AIM:
Below are some entries. Output each one exactly as it appears.
────────
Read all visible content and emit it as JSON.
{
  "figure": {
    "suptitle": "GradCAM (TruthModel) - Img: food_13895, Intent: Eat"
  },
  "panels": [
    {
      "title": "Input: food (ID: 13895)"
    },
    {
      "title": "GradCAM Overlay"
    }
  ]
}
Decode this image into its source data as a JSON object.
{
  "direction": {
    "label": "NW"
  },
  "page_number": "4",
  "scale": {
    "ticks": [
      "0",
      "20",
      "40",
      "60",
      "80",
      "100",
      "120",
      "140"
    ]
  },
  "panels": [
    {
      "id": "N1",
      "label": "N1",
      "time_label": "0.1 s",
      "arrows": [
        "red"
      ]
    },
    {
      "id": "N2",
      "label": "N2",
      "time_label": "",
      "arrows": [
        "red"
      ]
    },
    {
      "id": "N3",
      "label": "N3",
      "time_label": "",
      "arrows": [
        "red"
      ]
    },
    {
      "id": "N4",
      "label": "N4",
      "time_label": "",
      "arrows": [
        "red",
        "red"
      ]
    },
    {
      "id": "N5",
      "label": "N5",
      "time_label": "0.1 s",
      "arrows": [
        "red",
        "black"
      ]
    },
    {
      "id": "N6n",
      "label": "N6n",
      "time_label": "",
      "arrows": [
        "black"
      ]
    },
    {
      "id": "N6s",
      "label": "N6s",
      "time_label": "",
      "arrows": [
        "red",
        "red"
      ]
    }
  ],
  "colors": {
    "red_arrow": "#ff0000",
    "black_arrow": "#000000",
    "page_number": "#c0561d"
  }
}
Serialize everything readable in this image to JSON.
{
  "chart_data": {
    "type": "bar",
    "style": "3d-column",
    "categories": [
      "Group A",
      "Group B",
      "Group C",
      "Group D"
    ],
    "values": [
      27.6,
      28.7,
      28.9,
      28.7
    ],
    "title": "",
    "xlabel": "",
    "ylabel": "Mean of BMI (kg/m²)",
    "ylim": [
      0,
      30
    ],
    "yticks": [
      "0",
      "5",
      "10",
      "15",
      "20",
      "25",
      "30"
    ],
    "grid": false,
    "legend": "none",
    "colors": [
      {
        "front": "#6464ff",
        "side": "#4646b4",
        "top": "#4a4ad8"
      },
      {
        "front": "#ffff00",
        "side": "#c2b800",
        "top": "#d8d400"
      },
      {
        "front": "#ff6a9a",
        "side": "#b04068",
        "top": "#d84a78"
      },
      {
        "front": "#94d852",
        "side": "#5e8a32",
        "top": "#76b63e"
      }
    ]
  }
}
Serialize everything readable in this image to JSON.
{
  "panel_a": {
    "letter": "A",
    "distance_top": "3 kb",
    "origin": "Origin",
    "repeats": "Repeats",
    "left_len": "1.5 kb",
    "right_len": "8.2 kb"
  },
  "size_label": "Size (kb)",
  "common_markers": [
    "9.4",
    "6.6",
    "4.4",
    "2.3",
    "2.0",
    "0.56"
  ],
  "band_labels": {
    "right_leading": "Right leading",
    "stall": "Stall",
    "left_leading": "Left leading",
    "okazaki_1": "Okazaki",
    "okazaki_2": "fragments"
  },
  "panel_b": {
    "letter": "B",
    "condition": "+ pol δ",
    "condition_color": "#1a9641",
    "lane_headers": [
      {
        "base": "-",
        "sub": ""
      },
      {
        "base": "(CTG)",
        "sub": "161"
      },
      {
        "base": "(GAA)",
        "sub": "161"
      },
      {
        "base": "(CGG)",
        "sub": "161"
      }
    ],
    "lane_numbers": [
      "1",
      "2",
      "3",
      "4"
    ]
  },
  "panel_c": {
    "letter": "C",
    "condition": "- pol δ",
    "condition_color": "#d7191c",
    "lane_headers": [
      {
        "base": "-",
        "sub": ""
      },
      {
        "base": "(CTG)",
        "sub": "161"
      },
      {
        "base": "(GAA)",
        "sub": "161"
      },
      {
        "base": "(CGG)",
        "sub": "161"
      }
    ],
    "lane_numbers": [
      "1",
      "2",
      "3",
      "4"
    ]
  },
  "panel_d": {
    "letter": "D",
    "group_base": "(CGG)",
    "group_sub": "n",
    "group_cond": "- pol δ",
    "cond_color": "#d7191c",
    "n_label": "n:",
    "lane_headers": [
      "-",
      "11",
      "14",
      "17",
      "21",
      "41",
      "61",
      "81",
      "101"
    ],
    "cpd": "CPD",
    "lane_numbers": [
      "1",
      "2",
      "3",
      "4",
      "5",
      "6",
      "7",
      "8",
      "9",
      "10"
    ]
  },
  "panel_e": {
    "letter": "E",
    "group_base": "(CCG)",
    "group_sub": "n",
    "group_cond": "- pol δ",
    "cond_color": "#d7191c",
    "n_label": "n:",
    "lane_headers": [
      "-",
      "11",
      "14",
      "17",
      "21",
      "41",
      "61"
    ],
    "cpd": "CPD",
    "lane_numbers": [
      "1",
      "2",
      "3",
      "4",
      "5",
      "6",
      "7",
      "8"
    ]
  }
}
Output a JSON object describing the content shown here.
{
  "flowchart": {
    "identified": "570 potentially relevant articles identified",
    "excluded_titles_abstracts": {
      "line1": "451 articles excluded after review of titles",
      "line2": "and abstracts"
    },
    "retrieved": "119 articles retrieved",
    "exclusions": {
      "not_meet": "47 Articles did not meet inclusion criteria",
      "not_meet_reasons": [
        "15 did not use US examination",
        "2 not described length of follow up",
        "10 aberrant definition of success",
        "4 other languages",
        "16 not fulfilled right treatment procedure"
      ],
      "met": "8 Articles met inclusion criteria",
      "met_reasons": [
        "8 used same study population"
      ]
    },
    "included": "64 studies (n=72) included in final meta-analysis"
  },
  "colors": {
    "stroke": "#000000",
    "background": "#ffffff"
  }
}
────────
TASK OUTPUT:
Read all visible content and emit it as JSON.
{
  "figure": {
    "suptitle": "GradCAM (TruthModel) - Img: food_13895, Intent: Eat"
  },
  "panels": [
    {
      "title": "Input: food (ID: 13895)"
    },
    {
      "title": "GradCAM Overlay"
    }
  ]
}
Decode this image into its source data as a JSON object.
{
  "direction": {
    "label": "NW"
  },
  "page_number": "4",
  "scale": {
    "ticks": [
      "0",
      "20",
      "40",
      "60",
      "80",
      "100",
      "120",
      "140"
    ]
  },
  "panels": [
    {
      "id": "N1",
      "label": "N1",
      "time_label": "0.1 s",
      "arrows": [
        "red"
      ]
    },
    {
      "id": "N2",
      "label": "N2",
      "time_label": "",
      "arrows": [
        "red"
      ]
    },
    {
      "id": "N3",
      "label": "N3",
      "time_label": "",
      "arrows": [
        "red"
      ]
    },
    {
      "id": "N4",
      "label": "N4",
      "time_label": "",
      "arrows": [
        "red",
        "red"
      ]
    },
    {
      "id": "N5",
      "label": "N5",
      "time_label": "0.1 s",
      "arrows": [
        "red",
        "black"
      ]
    },
    {
      "id": "N6n",
      "label": "N6n",
      "time_label": "",
      "arrows": [
        "black"
      ]
    },
    {
      "id": "N6s",
      "label": "N6s",
      "time_label": "",
      "arrows": [
        "red",
        "red"
      ]
    }
  ],
  "colors": {
    "red_arrow": "#ff0000",
    "black_arrow": "#000000",
    "page_number": "#c0561d"
  }
}
Serialize everything readable in this image to JSON.
{
  "chart_data": {
    "type": "bar",
    "style": "3d-column",
    "categories": [
      "Group A",
      "Group B",
      "Group C",
      "Group D"
    ],
    "values": [
      27.6,
      28.7,
      28.9,
      28.7
    ],
    "title": "",
    "xlabel": "",
    "ylabel": "Mean of BMI (kg/m²)",
    "ylim": [
      0,
      30
    ],
    "yticks": [
      "0",
      "5",
      "10",
      "15",
      "20",
      "25",
      "30"
    ],
    "grid": false,
    "legend": "none",
    "colors": [
      {
        "front": "#6464ff",
        "side": "#4646b4",
        "top": "#4a4ad8"
      },
      {
        "front": "#ffff00",
        "side": "#c2b800",
        "top": "#d8d400"
      },
      {
        "front": "#ff6a9a",
        "side": "#b04068",
        "top": "#d84a78"
      },
      {
        "front": "#94d852",
        "side": "#5e8a32",
        "top": "#76b63e"
      }
    ]
  }
}
Serialize everything readable in this image to JSON.
{
  "panel_a": {
    "letter": "A",
    "distance_top": "3 kb",
    "origin": "Origin",
    "repeats": "Repeats",
    "left_len": "1.5 kb",
    "right_len": "8.2 kb"
  },
  "size_label": "Size (kb)",
  "common_markers": [
    "9.4",
    "6.6",
    "4.4",
    "2.3",
    "2.0",
    "0.56"
  ],
  "band_labels": {
    "right_leading": "Right leading",
    "stall": "Stall",
    "left_leading": "Left leading",
    "okazaki_1": "Okazaki",
    "okazaki_2": "fragments"
  },
  "panel_b": {
    "letter": "B",
    "condition": "+ pol δ",
    "condition_color": "#1a9641",
    "lane_headers": [
      {
        "base": "-",
        "sub": ""
      },
      {
        "base": "(CTG)",
        "sub": "161"
      },
      {
        "base": "(GAA)",
        "sub": "161"
      },
      {
        "base": "(CGG)",
        "sub": "161"
      }
    ],
    "lane_numbers": [
      "1",
      "2",
      "3",
      "4"
    ]
  },
  "panel_c": {
    "letter": "C",
    "condition": "- pol δ",
    "condition_color": "#d7191c",
    "lane_headers": [
      {
        "base": "-",
        "sub": ""
      },
      {
        "base": "(CTG)",
        "sub": "161"
      },
      {
        "base": "(GAA)",
        "sub": "161"
      },
      {
        "base": "(CGG)",
        "sub": "161"
      }
    ],
    "lane_numbers": [
      "1",
      "2",
      "3",
      "4"
    ]
  },
  "panel_d": {
    "letter": "D",
    "group_base": "(CGG)",
    "group_sub": "n",
    "group_cond": "- pol δ",
    "cond_color": "#d7191c",
    "n_label": "n:",
    "lane_headers": [
      "-",
      "11",
      "14",
      "17",
      "21",
      "41",
      "61",
      "81",
      "101"
    ],
    "cpd": "CPD",
    "lane_numbers": [
      "1",
      "2",
      "3",
      "4",
      "5",
      "6",
      "7",
      "8",
      "9",
      "10"
    ]
  },
  "panel_e": {
    "letter": "E",
    "group_base": "(CCG)",
    "group_sub": "n",
    "group_cond": "- pol δ",
    "cond_color": "#d7191c",
    "n_label": "n:",
    "lane_headers": [
      "-",
      "11",
      "14",
      "17",
      "21",
      "41",
      "61"
    ],
    "cpd": "CPD",
    "lane_numbers": [
      "1",
      "2",
      "3",
      "4",
      "5",
      "6",
      "7",
      "8"
    ]
  }
}
Output a JSON object describing the content shown here.
{
  "flowchart": {
    "identified": "570 potentially relevant articles identified",
    "excluded_titles_abstracts": {
      "line1": "451 articles excluded after review of titles",
      "line2": "and abstracts"
    },
    "retrieved": "119 articles retrieved",
    "exclusions": {
      "not_meet": "47 Articles did not meet inclusion criteria",
      "not_meet_reasons": [
        "15 did not use US examination",
        "2 not described length of follow up",
        "10 aberrant definition of success",
        "4 other languages",
        "16 not fulfilled right treatment procedure"
      ],
      "met": "8 Articles met inclusion criteria",
      "met_reasons": [
        "8 used same study population"
      ]
    },
    "included": "64 studies (n=72) included in final meta-analysis"
  },
  "colors": {
    "stroke": "#000000",
    "background": "#ffffff"
  }
}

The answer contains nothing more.